[BEGIN]

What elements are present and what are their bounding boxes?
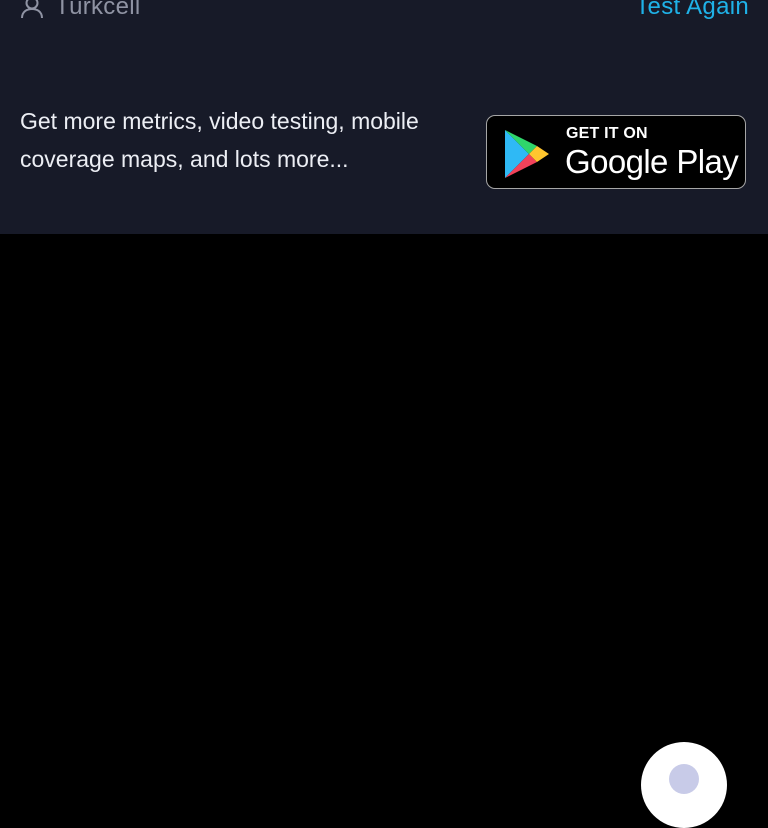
google-play-logo (505, 130, 549, 178)
promo-text: Get more metrics, video testing, mobile … (20, 108, 419, 172)
floating-action-button[interactable] (641, 742, 727, 828)
provider-name: Turkcell (55, 0, 141, 20)
badge-get-it-on: GET IT ON (566, 125, 648, 142)
provider-info: Turkcell (19, 0, 141, 24)
user-icon (21, 0, 43, 19)
google-play-badge[interactable]: GET IT ON Google Play (486, 115, 746, 189)
test-again-button[interactable]: Test Again (635, 0, 749, 24)
circle-icon (669, 764, 699, 794)
badge-google-play: Google Play (565, 143, 739, 180)
results-header-panel: Turkcell Test Again Get more metrics, vi… (0, 0, 768, 234)
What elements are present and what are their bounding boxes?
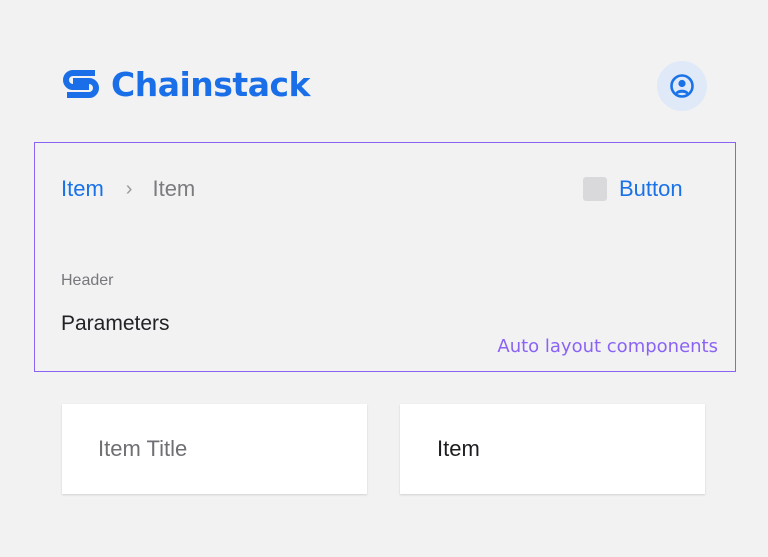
item-card-title: Item <box>437 436 480 461</box>
item-card-title: Item Title <box>98 436 188 461</box>
square-placeholder-icon <box>583 177 607 201</box>
button-label: Button <box>619 176 683 201</box>
user-circle-icon <box>670 74 694 98</box>
item-card[interactable]: Item Title <box>62 404 367 494</box>
chevron-right-icon: › <box>125 178 133 200</box>
section-label: Header <box>61 272 114 289</box>
item-card[interactable]: Item <box>400 404 705 494</box>
annotation-caption: Auto layout components <box>497 336 718 357</box>
breadcrumb-link[interactable]: Item <box>61 175 104 203</box>
user-menu-button[interactable] <box>657 61 707 111</box>
chainstack-logo[interactable]: Chainstack <box>61 64 310 104</box>
breadcrumb: Item › Item <box>61 175 195 203</box>
breadcrumb-current: Item <box>152 176 196 201</box>
primary-action-button[interactable]: Button <box>583 175 683 203</box>
chainstack-logo-icon <box>63 70 99 98</box>
brand-name: Chainstack <box>111 64 310 104</box>
page-title: Parameters <box>61 312 170 335</box>
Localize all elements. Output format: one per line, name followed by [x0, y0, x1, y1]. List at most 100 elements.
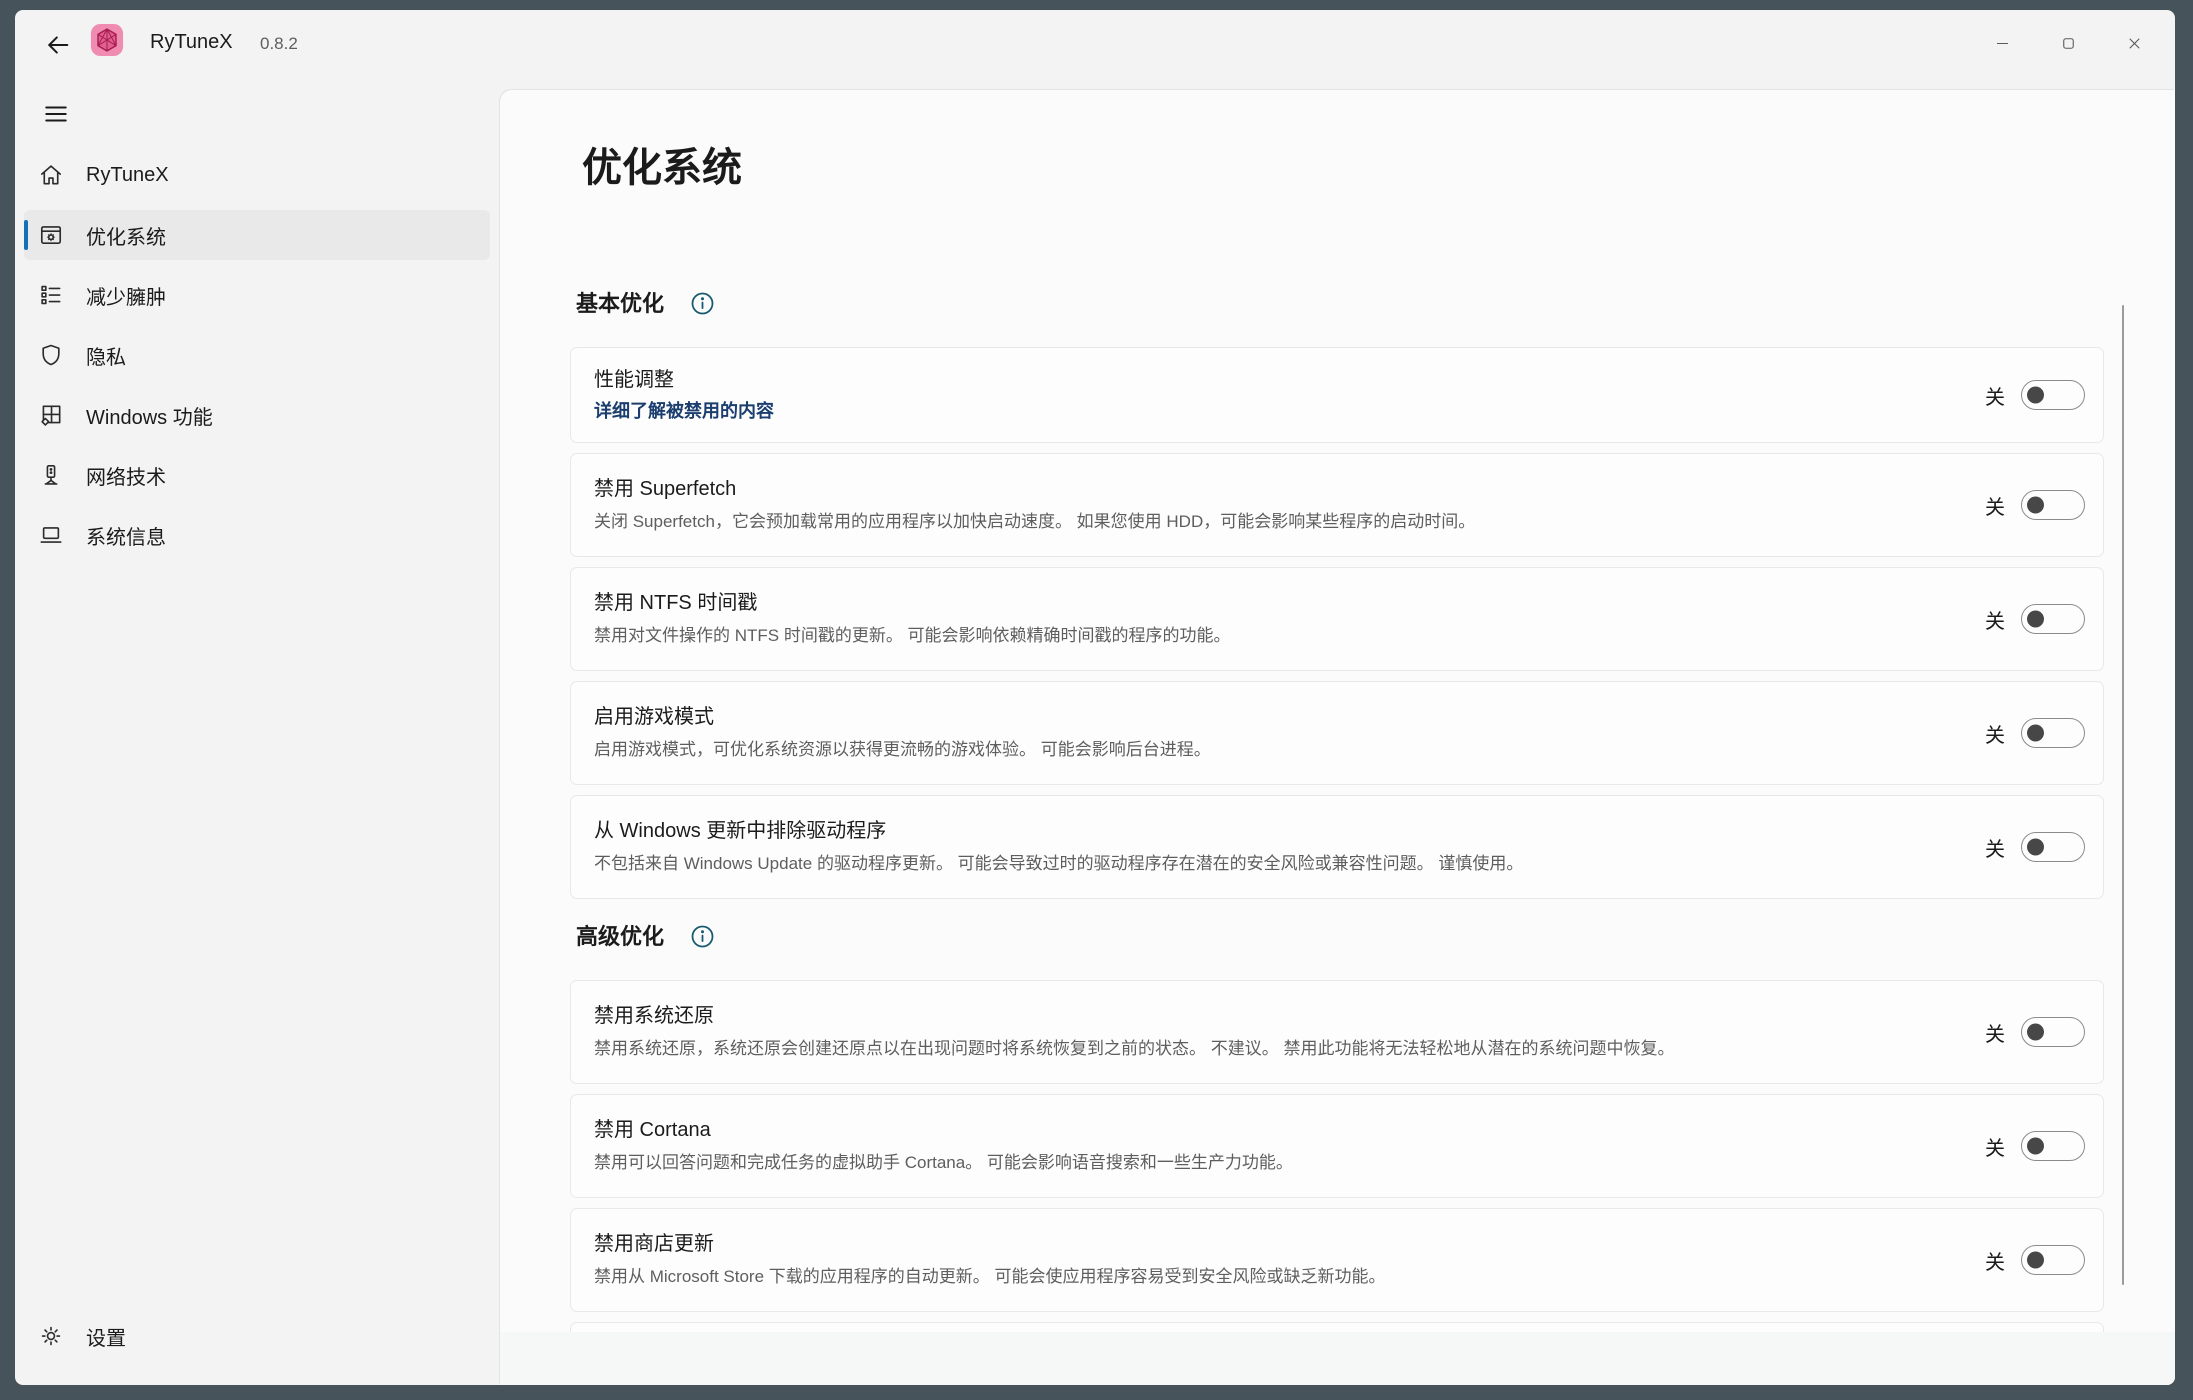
toggle-group: 关	[1985, 832, 2085, 862]
setting-description: 禁用从 Microsoft Store 下载的应用程序的自动更新。 可能会使应用…	[594, 1265, 1913, 1289]
toggle-switch[interactable]	[2021, 1017, 2085, 1047]
minimize-icon	[1993, 34, 2012, 56]
shield-icon	[38, 342, 64, 368]
gear-icon	[38, 1323, 64, 1349]
toggle-switch[interactable]	[2021, 1131, 2085, 1161]
back-button[interactable]	[39, 26, 77, 64]
toggle-state-label: 关	[1985, 1246, 2005, 1275]
setting-card: 禁用系统还原禁用系统还原，系统还原会创建还原点以在出现问题时将系统恢复到之前的状…	[570, 980, 2104, 1084]
feature-box-icon	[38, 402, 64, 428]
sidebar-item-home[interactable]: RyTuneX	[24, 150, 490, 200]
toggle-switch[interactable]	[2021, 380, 2085, 410]
toggle-group: 关	[1985, 1245, 2085, 1275]
sidebar-item-label: 隐私	[86, 341, 126, 370]
sidebar-footer: 设置	[24, 1311, 490, 1371]
toggle-switch[interactable]	[2021, 1245, 2085, 1275]
setting-title: 启用游戏模式	[594, 704, 1913, 730]
home-icon	[38, 162, 64, 188]
sidebar-item-label: 减少臃肿	[86, 281, 166, 310]
maximize-icon	[2059, 34, 2078, 56]
section-heading: 高级优化	[576, 921, 664, 952]
learn-more-link[interactable]: 详细了解被禁用的内容	[594, 399, 774, 423]
toggle-state-label: 关	[1985, 605, 2005, 634]
hamburger-icon	[37, 101, 75, 127]
toggle-knob	[2027, 1252, 2044, 1269]
window-controls	[1969, 10, 2167, 80]
sidebar-item-label: 设置	[86, 1322, 126, 1351]
setting-card: 禁用 NTFS 时间戳禁用对文件操作的 NTFS 时间戳的更新。 可能会影响依赖…	[570, 567, 2104, 671]
sidebar-item-privacy[interactable]: 隐私	[24, 330, 490, 380]
setting-title: 禁用 Superfetch	[594, 476, 1913, 502]
minimize-button[interactable]	[1969, 10, 2035, 80]
app-title: RyTuneX	[150, 31, 233, 54]
sidebar-item-windows-features[interactable]: Windows 功能	[24, 390, 490, 440]
setting-title: 从 Windows 更新中排除驱动程序	[594, 818, 1913, 844]
setting-description: 启用游戏模式，可优化系统资源以获得更流畅的游戏体验。 可能会影响后台进程。	[594, 738, 1913, 762]
setting-card: 禁用 Cortana 禁用可以回答问题和完成任务的虚拟助手 Cortana。 可能…	[570, 1094, 2104, 1198]
setting-description: 禁用对文件操作的 NTFS 时间戳的更新。 可能会影响依赖精确时间戳的程序的功能…	[594, 624, 1913, 648]
sidebar-item-network-tech[interactable]: 网络技术	[24, 450, 490, 500]
toggle-group: 关	[1985, 718, 2085, 748]
sidebar-item-label: 优化系统	[86, 221, 166, 250]
vertical-scrollbar[interactable]	[2122, 305, 2124, 1285]
info-icon[interactable]	[690, 291, 715, 316]
app-version: 0.8.2	[260, 34, 298, 54]
setting-description: 禁用系统还原，系统还原会创建还原点以在出现问题时将系统恢复到之前的状态。 不建议…	[594, 1037, 1913, 1061]
toggle-state-label: 关	[1985, 719, 2005, 748]
toggle-knob	[2027, 1024, 2044, 1041]
sidebar-item-settings[interactable]: 设置	[24, 1311, 490, 1361]
laptop-icon	[38, 522, 64, 548]
toggle-knob	[2027, 725, 2044, 742]
setting-title: 性能调整	[594, 367, 1913, 393]
toggle-knob	[2027, 839, 2044, 856]
toggle-group: 关	[1985, 380, 2085, 410]
maximize-button[interactable]	[2035, 10, 2101, 80]
toggle-switch[interactable]	[2021, 490, 2085, 520]
setting-title: 禁用 Cortana	[594, 1117, 1913, 1143]
section-heading: 基本优化	[576, 288, 664, 319]
toggle-switch[interactable]	[2021, 832, 2085, 862]
settings-list: 优化系统 基本优化性能调整详细了解被禁用的内容关禁用 Superfetch关闭 …	[570, 90, 2104, 1385]
close-button[interactable]	[2101, 10, 2167, 80]
app-logo-icon	[90, 23, 124, 57]
close-icon	[2125, 34, 2144, 56]
setting-description: 禁用可以回答问题和完成任务的虚拟助手 Cortana。 可能会影响语音搜索和一些…	[594, 1151, 1913, 1175]
toggle-state-label: 关	[1985, 381, 2005, 410]
toggle-group: 关	[1985, 490, 2085, 520]
task-list-icon	[38, 282, 64, 308]
nav-menu-button[interactable]	[37, 96, 75, 132]
setting-card: 禁用商店更新禁用从 Microsoft Store 下载的应用程序的自动更新。 …	[570, 1208, 2104, 1312]
setting-description: 不包括来自 Windows Update 的驱动程序更新。 可能会导致过时的驱动…	[594, 852, 1913, 876]
sidebar-item-label: RyTuneX	[86, 164, 169, 187]
sidebar-item-label: Windows 功能	[86, 401, 213, 430]
toggle-group: 关	[1985, 1131, 2085, 1161]
window-frame: RyTuneX 0.8.2 RyTuneX 优化系统减少臃肿隐私 Windows 功…	[15, 10, 2175, 1385]
optimize-window-gear-icon	[38, 222, 64, 248]
content-pane: 优化系统 基本优化性能调整详细了解被禁用的内容关禁用 Superfetch关闭 …	[500, 90, 2175, 1385]
sidebar-item-system-info[interactable]: 系统信息	[24, 510, 490, 560]
toggle-knob	[2027, 1138, 2044, 1155]
content-clip-overlay	[500, 1332, 2175, 1385]
setting-card: 禁用 Superfetch关闭 Superfetch，它会预加载常用的应用程序以…	[570, 453, 2104, 557]
sidebar-item-debloat[interactable]: 减少臃肿	[24, 270, 490, 320]
sidebar: RyTuneX 优化系统减少臃肿隐私 Windows 功能网络技术系统信息	[24, 150, 490, 570]
section-header: 高级优化	[576, 921, 2104, 952]
info-icon[interactable]	[690, 924, 715, 949]
toggle-state-label: 关	[1985, 1018, 2005, 1047]
sidebar-item-label: 网络技术	[86, 461, 166, 490]
toggle-knob	[2027, 611, 2044, 628]
toggle-state-label: 关	[1985, 1132, 2005, 1161]
setting-title: 禁用系统还原	[594, 1003, 1913, 1029]
toggle-switch[interactable]	[2021, 604, 2085, 634]
toggle-group: 关	[1985, 604, 2085, 634]
setting-title: 禁用商店更新	[594, 1231, 1913, 1257]
toggle-state-label: 关	[1985, 491, 2005, 520]
setting-card: 性能调整详细了解被禁用的内容 关	[570, 347, 2104, 443]
selection-indicator	[24, 220, 28, 250]
setting-card: 从 Windows 更新中排除驱动程序不包括来自 Windows Update …	[570, 795, 2104, 899]
toggle-switch[interactable]	[2021, 718, 2085, 748]
sidebar-item-label: 系统信息	[86, 521, 166, 550]
network-server-icon	[38, 462, 64, 488]
setting-card: 启用游戏模式启用游戏模式，可优化系统资源以获得更流畅的游戏体验。 可能会影响后台…	[570, 681, 2104, 785]
sidebar-item-optimize-system[interactable]: 优化系统	[24, 210, 490, 260]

[END]

▶ What you need to do:
Write out the lines in the records from the line with "item-card-title: Item <box>437" to the line with "breadcrumb-current: Item <box>152", both ends included, reproducing each one exactly.

▶ The solution:
item-card-title: Item <box>437 436 480 461</box>
item-card-title: Item Title <box>98 436 188 461</box>
square-placeholder-icon <box>583 177 607 201</box>
button-label: Button <box>619 176 683 201</box>
user-circle-icon <box>670 74 694 98</box>
item-card[interactable]: Item Title <box>62 404 367 494</box>
chevron-right-icon: › <box>125 178 133 200</box>
section-label: Header <box>61 272 114 289</box>
item-card[interactable]: Item <box>400 404 705 494</box>
annotation-caption: Auto layout components <box>497 336 718 357</box>
breadcrumb-link[interactable]: Item <box>61 175 104 203</box>
user-menu-button[interactable] <box>657 61 707 111</box>
chainstack-logo[interactable]: Chainstack <box>61 64 310 104</box>
breadcrumb: Item › Item <box>61 175 195 203</box>
breadcrumb-current: Item <box>152 176 196 201</box>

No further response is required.